What is expected -
Select from the records below every line that has the word "user" in it.

### Given records ###

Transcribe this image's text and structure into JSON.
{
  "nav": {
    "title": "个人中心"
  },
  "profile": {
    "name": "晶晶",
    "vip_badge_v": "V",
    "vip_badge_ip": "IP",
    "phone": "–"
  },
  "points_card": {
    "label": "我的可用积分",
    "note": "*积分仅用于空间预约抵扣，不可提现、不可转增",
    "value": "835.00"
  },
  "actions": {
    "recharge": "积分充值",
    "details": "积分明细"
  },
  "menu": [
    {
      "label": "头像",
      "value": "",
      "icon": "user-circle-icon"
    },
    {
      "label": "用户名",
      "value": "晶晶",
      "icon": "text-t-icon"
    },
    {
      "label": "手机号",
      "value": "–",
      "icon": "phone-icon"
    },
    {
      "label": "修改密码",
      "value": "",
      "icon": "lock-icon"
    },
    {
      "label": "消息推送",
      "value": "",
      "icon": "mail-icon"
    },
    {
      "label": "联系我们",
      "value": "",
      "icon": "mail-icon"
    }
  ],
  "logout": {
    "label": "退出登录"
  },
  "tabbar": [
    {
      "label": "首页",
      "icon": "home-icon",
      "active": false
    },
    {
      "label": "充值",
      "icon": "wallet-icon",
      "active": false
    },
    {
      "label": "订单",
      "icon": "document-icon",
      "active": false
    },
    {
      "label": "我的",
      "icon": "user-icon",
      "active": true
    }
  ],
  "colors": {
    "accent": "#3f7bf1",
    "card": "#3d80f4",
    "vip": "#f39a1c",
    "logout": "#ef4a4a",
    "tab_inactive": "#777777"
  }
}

###

Task result -
      "icon": "user-circle-icon"
      "icon": "user-icon",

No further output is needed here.